-- START OF EXERCISE DATA --

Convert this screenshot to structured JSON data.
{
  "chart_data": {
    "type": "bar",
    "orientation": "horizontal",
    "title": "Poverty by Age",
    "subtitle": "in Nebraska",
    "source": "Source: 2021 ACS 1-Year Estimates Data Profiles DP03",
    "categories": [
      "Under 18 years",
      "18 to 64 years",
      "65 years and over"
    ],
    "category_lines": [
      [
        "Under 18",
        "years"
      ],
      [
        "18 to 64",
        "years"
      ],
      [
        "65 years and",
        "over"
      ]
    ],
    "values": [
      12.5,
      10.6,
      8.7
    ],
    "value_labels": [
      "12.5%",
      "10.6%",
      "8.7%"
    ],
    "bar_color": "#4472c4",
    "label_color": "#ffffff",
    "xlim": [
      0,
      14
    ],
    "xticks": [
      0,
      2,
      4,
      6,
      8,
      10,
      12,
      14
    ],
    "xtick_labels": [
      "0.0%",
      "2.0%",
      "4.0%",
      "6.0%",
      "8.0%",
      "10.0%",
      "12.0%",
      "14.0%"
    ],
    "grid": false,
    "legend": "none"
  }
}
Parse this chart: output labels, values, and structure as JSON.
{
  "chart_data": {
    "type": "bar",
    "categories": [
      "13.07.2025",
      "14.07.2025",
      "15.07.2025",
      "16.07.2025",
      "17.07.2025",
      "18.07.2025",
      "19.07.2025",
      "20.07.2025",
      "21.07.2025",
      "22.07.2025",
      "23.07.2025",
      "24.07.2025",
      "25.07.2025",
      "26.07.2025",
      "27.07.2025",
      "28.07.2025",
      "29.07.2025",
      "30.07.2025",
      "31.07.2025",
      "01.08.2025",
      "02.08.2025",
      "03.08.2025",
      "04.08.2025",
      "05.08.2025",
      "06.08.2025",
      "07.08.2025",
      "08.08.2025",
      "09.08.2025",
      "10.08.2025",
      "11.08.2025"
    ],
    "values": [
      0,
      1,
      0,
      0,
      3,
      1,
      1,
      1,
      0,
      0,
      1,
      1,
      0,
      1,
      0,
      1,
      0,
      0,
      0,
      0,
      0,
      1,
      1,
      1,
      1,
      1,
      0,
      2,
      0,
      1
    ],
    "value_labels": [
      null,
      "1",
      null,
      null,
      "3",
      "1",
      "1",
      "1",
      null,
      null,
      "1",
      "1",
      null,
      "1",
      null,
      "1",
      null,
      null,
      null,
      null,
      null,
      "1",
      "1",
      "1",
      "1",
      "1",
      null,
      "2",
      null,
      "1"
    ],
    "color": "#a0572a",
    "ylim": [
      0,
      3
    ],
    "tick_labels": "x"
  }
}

-- END OF EXERCISE DATA --

[AIM]
From the first line to the last, retype the data exactly.

[WRITTEN ANSWER]
Convert this screenshot to structured JSON data.
{
  "chart_data": {
    "type": "bar",
    "orientation": "horizontal",
    "title": "Poverty by Age",
    "subtitle": "in Nebraska",
    "source": "Source: 2021 ACS 1-Year Estimates Data Profiles DP03",
    "categories": [
      "Under 18 years",
      "18 to 64 years",
      "65 years and over"
    ],
    "category_lines": [
      [
        "Under 18",
        "years"
      ],
      [
        "18 to 64",
        "years"
      ],
      [
        "65 years and",
        "over"
      ]
    ],
    "values": [
      12.5,
      10.6,
      8.7
    ],
    "value_labels": [
      "12.5%",
      "10.6%",
      "8.7%"
    ],
    "bar_color": "#4472c4",
    "label_color": "#ffffff",
    "xlim": [
      0,
      14
    ],
    "xticks": [
      0,
      2,
      4,
      6,
      8,
      10,
      12,
      14
    ],
    "xtick_labels": [
      "0.0%",
      "2.0%",
      "4.0%",
      "6.0%",
      "8.0%",
      "10.0%",
      "12.0%",
      "14.0%"
    ],
    "grid": false,
    "legend": "none"
  }
}
Parse this chart: output labels, values, and structure as JSON.
{
  "chart_data": {
    "type": "bar",
    "categories": [
      "13.07.2025",
      "14.07.2025",
      "15.07.2025",
      "16.07.2025",
      "17.07.2025",
      "18.07.2025",
      "19.07.2025",
      "20.07.2025",
      "21.07.2025",
      "22.07.2025",
      "23.07.2025",
      "24.07.2025",
      "25.07.2025",
      "26.07.2025",
      "27.07.2025",
      "28.07.2025",
      "29.07.2025",
      "30.07.2025",
      "31.07.2025",
      "01.08.2025",
      "02.08.2025",
      "03.08.2025",
      "04.08.2025",
      "05.08.2025",
      "06.08.2025",
      "07.08.2025",
      "08.08.2025",
      "09.08.2025",
      "10.08.2025",
      "11.08.2025"
    ],
    "values": [
      0,
      1,
      0,
      0,
      3,
      1,
      1,
      1,
      0,
      0,
      1,
      1,
      0,
      1,
      0,
      1,
      0,
      0,
      0,
      0,
      0,
      1,
      1,
      1,
      1,
      1,
      0,
      2,
      0,
      1
    ],
    "value_labels": [
      null,
      "1",
      null,
      null,
      "3",
      "1",
      "1",
      "1",
      null,
      null,
      "1",
      "1",
      null,
      "1",
      null,
      "1",
      null,
      null,
      null,
      null,
      null,
      "1",
      "1",
      "1",
      "1",
      "1",
      null,
      "2",
      null,
      "1"
    ],
    "color": "#a0572a",
    "ylim": [
      0,
      3
    ],
    "tick_labels": "x"
  }
}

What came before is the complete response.